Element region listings
━━━━━━━━
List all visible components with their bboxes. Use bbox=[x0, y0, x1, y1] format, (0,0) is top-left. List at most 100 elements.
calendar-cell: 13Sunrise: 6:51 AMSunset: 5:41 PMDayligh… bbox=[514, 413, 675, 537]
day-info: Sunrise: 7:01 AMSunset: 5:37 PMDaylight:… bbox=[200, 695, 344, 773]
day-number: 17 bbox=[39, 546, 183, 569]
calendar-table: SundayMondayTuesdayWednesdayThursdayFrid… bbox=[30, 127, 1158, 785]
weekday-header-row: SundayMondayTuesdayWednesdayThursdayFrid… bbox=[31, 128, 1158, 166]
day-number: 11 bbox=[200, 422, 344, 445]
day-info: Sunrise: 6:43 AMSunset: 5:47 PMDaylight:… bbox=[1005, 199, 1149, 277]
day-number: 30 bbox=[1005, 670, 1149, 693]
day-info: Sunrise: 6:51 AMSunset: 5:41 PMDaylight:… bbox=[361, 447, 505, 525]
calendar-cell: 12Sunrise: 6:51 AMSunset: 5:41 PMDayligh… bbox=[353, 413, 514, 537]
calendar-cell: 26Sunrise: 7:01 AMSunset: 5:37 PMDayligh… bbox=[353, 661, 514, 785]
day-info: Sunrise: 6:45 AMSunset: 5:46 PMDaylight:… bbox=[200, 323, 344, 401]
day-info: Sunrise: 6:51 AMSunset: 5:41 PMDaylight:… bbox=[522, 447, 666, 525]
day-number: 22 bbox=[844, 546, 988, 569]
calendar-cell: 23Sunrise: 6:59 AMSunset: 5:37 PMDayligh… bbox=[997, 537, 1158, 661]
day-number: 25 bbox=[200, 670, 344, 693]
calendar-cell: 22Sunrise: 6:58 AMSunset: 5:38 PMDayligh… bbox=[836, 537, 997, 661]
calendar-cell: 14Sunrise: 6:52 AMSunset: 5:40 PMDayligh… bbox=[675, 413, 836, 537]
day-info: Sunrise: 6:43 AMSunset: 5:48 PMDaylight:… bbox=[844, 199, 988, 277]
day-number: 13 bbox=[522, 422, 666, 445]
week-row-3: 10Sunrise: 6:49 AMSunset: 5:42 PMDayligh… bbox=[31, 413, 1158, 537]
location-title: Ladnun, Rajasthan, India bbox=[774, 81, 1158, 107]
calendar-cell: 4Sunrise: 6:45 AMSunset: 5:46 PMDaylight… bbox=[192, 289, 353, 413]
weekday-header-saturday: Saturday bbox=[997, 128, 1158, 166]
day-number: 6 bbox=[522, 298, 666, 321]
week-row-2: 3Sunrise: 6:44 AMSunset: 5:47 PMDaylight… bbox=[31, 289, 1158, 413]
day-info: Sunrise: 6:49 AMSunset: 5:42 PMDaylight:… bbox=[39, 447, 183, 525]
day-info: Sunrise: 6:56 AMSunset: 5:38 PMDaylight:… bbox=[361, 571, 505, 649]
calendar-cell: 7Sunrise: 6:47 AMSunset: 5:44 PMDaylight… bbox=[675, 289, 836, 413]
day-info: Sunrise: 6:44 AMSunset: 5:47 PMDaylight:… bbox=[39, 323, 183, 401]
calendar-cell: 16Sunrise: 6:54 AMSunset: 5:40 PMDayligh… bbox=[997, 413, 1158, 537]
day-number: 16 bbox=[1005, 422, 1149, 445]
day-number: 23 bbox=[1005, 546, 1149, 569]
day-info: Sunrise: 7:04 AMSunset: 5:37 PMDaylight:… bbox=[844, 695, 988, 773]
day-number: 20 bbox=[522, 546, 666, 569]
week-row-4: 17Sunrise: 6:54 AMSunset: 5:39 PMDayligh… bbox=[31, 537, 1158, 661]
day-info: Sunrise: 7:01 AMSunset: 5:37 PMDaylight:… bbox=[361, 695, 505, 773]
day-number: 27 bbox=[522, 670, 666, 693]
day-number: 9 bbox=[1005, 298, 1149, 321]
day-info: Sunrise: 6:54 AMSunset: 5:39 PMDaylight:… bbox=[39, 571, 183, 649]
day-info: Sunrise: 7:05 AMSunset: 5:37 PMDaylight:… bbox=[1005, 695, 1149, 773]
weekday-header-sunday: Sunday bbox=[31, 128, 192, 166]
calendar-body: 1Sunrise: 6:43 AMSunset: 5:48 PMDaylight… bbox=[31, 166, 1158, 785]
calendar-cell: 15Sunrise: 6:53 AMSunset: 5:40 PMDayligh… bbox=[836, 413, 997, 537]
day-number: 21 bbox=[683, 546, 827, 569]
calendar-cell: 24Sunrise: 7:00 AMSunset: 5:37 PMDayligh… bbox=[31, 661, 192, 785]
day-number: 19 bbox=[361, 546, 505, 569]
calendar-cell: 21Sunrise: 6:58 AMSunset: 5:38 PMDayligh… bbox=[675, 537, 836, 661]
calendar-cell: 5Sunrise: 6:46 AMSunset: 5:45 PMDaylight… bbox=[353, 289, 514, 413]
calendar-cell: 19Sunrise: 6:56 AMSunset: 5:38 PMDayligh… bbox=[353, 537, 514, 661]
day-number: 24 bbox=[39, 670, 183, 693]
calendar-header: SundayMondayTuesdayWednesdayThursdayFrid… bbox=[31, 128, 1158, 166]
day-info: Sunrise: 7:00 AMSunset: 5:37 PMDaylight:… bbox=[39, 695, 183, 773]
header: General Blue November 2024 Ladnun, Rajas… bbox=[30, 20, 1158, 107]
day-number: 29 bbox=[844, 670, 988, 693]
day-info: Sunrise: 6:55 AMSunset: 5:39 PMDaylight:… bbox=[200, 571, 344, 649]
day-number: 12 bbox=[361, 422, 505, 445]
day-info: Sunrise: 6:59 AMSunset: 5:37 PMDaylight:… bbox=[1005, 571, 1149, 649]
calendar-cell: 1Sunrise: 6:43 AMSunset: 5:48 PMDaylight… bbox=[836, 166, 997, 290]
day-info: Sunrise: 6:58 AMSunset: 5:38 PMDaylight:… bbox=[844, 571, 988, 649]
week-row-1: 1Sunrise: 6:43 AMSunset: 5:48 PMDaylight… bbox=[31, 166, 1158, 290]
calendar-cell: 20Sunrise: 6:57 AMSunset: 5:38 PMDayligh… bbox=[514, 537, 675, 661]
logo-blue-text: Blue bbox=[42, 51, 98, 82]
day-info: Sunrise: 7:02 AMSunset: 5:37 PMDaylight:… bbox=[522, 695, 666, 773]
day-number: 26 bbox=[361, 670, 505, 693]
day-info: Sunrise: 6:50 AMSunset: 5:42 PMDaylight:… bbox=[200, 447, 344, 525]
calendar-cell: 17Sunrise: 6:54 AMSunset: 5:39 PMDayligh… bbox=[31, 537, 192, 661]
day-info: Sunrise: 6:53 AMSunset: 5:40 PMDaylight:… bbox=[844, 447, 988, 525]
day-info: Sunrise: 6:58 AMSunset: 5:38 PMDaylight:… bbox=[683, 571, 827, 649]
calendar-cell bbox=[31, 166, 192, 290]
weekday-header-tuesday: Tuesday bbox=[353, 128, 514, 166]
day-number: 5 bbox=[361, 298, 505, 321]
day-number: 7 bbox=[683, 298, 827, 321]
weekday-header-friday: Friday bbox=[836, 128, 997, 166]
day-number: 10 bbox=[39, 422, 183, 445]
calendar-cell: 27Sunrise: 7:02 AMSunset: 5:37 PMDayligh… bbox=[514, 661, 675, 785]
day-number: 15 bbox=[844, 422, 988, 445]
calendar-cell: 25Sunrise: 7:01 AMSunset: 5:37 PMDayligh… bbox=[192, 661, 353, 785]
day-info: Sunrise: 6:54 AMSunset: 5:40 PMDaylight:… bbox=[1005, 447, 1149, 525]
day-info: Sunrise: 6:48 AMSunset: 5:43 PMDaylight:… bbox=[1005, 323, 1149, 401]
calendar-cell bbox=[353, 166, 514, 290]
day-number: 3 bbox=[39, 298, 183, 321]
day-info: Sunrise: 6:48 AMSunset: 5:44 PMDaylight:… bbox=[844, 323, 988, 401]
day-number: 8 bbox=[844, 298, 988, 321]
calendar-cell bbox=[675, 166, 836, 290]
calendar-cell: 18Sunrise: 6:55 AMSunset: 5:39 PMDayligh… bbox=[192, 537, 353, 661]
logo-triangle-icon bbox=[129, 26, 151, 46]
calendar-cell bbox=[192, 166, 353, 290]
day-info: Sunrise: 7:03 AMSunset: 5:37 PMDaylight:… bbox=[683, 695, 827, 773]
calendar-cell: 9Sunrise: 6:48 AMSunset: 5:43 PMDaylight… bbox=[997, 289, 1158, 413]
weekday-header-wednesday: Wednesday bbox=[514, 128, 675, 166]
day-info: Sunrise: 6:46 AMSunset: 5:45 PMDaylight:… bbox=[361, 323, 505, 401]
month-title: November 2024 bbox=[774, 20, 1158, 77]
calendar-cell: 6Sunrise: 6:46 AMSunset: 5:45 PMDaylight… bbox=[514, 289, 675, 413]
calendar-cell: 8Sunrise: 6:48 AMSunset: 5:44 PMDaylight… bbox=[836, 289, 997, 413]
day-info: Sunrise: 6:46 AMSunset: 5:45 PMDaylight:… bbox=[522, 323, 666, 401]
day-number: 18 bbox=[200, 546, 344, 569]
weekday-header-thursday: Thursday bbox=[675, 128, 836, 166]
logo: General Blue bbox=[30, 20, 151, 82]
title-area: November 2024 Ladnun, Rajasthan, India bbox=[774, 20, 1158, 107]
━━━━━━━━
Requirements –
Reproduce the data verbatim from its first line through the line containing "calendar-cell: 14Sunrise: 6:52", inclusive.

Written response –
List all visible components with their bboxes. Use bbox=[x0, y0, x1, y1] format, (0,0) is top-left. List at most 100 elements.
calendar-cell: 13Sunrise: 6:51 AMSunset: 5:41 PMDayligh… bbox=[514, 413, 675, 537]
day-info: Sunrise: 7:01 AMSunset: 5:37 PMDaylight:… bbox=[200, 695, 344, 773]
day-number: 17 bbox=[39, 546, 183, 569]
calendar-table: SundayMondayTuesdayWednesdayThursdayFrid… bbox=[30, 127, 1158, 785]
weekday-header-row: SundayMondayTuesdayWednesdayThursdayFrid… bbox=[31, 128, 1158, 166]
day-number: 11 bbox=[200, 422, 344, 445]
day-info: Sunrise: 6:43 AMSunset: 5:47 PMDaylight:… bbox=[1005, 199, 1149, 277]
day-number: 30 bbox=[1005, 670, 1149, 693]
day-info: Sunrise: 6:51 AMSunset: 5:41 PMDaylight:… bbox=[361, 447, 505, 525]
calendar-cell: 12Sunrise: 6:51 AMSunset: 5:41 PMDayligh… bbox=[353, 413, 514, 537]
calendar-cell: 26Sunrise: 7:01 AMSunset: 5:37 PMDayligh… bbox=[353, 661, 514, 785]
day-info: Sunrise: 6:45 AMSunset: 5:46 PMDaylight:… bbox=[200, 323, 344, 401]
day-info: Sunrise: 6:51 AMSunset: 5:41 PMDaylight:… bbox=[522, 447, 666, 525]
day-number: 22 bbox=[844, 546, 988, 569]
calendar-cell: 23Sunrise: 6:59 AMSunset: 5:37 PMDayligh… bbox=[997, 537, 1158, 661]
day-number: 25 bbox=[200, 670, 344, 693]
calendar-cell: 22Sunrise: 6:58 AMSunset: 5:38 PMDayligh… bbox=[836, 537, 997, 661]
calendar-cell: 14Sunrise: 6:52 AMSunset: 5:40 PMDayligh… bbox=[675, 413, 836, 537]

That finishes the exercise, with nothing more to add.